__Exercise brief__.
Lift every line from the entries that includes the word "partecipano".

__Supplied data__.
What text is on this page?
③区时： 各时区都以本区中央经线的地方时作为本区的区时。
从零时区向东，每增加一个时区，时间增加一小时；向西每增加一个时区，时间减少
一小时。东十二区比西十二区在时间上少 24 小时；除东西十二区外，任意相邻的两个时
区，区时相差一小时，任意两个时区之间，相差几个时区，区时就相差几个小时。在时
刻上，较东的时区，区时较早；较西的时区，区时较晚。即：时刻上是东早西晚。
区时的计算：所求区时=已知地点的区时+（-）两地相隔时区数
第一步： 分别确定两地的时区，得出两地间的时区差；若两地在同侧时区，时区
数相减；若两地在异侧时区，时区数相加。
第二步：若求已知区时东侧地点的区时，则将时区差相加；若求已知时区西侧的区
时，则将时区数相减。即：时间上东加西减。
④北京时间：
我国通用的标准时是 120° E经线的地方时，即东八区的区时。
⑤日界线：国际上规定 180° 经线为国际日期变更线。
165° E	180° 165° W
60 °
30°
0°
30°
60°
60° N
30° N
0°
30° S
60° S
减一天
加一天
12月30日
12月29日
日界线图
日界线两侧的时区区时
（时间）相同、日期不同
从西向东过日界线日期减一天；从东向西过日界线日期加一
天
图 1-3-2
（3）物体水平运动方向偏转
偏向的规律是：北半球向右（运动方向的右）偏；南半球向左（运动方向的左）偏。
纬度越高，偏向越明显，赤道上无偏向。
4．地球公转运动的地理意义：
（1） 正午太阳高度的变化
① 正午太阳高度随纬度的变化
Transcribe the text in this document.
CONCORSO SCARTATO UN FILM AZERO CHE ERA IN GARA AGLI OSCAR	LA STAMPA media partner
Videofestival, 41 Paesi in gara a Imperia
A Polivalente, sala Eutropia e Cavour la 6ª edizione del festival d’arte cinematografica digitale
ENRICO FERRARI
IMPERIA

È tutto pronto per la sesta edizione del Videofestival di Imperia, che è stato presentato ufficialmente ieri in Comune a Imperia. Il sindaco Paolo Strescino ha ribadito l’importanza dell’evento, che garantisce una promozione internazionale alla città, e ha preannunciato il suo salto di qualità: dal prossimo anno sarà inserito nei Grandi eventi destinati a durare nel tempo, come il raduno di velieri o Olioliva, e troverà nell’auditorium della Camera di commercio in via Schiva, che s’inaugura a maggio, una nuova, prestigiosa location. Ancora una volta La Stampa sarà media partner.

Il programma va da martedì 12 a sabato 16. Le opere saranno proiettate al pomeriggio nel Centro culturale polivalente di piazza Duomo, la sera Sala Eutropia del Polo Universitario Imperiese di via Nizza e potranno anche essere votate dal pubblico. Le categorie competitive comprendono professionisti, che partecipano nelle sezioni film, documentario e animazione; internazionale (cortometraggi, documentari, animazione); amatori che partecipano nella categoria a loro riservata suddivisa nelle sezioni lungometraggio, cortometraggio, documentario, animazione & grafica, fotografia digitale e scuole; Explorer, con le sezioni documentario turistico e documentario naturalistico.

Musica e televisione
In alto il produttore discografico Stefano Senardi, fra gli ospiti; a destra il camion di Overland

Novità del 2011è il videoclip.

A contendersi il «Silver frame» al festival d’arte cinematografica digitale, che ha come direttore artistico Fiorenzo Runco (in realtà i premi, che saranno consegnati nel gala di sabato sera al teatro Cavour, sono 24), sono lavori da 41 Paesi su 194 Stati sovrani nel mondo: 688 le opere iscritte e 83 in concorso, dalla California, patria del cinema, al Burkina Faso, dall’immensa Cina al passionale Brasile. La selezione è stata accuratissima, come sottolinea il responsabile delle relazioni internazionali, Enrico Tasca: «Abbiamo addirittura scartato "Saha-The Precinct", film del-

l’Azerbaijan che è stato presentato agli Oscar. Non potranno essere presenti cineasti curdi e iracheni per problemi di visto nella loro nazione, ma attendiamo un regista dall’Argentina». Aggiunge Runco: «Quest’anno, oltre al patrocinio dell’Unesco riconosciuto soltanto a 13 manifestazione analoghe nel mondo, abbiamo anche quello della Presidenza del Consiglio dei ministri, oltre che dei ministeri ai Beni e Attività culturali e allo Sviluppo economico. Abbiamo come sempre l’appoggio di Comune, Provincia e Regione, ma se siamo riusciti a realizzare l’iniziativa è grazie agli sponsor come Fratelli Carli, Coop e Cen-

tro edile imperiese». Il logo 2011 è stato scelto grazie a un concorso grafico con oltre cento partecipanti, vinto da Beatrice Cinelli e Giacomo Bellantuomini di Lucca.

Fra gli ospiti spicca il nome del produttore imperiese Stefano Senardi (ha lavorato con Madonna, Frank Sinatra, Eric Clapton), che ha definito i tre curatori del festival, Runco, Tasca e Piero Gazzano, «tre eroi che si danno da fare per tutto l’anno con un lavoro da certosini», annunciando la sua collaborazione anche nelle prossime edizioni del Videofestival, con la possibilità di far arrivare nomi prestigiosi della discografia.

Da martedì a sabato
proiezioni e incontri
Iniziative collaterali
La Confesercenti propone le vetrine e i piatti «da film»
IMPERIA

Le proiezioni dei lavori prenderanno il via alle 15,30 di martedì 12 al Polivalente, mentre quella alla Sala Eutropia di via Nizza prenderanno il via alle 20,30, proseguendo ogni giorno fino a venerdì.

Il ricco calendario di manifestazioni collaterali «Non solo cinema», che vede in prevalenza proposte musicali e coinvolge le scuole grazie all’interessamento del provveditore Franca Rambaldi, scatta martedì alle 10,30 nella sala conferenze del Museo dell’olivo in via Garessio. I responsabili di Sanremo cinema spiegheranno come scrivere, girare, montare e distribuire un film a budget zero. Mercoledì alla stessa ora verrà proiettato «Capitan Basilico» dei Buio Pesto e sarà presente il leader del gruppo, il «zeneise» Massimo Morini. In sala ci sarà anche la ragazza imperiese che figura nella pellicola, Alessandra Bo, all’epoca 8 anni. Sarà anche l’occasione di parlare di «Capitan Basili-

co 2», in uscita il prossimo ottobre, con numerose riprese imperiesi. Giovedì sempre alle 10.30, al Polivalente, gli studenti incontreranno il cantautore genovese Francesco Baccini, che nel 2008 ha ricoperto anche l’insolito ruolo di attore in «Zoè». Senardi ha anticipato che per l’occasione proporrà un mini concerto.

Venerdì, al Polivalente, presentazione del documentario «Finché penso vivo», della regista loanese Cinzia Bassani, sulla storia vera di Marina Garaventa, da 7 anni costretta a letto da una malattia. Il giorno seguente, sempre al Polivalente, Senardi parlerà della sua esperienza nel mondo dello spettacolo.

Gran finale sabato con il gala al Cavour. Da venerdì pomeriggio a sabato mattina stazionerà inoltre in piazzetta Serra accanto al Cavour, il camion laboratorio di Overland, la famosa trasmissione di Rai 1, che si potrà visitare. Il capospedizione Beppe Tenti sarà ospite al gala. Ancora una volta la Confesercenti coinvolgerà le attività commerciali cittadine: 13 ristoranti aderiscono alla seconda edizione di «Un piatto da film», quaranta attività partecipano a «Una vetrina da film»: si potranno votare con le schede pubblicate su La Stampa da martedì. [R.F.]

__Result below__.
Il programma va da martedì 12 a sabato 16. Le opere saranno proiettate al pomeriggio nel Centro culturale polivalente di piazza Duomo, la sera Sala Eutropia del Polo Universitario Imperiese di via Nizza e potranno anche essere votate dal pubblico. Le categorie competitive comprendono professionisti, che partecipano nelle sezioni film, documentario e animazione; internazionale (cortometraggi, documentari, animazione); amatori che partecipano nella categoria a loro riservata suddivisa nelle sezioni lungometraggio, cortometraggio, documentario, animazione & grafica, fotografia digitale e scuole; Explorer, con le sezioni documentario turistico e documentario naturalistico.
Gran finale sabato con il gala al Cavour. Da venerdì pomeriggio a sabato mattina stazionerà inoltre in piazzetta Serra accanto al Cavour, il camion laboratorio di Overland, la famosa trasmissione di Rai 1, che si potrà visitare. Il capospedizione Beppe Tenti sarà ospite al gala. Ancora una volta la Confesercenti coinvolgerà le attività commerciali cittadine: 13 ristoranti aderiscono alla seconda edizione di «Un piatto da film», quaranta attività partecipano a «Una vetrina da film»: si potranno votare con le schede pubblicate su La Stampa da martedì. [R.F.]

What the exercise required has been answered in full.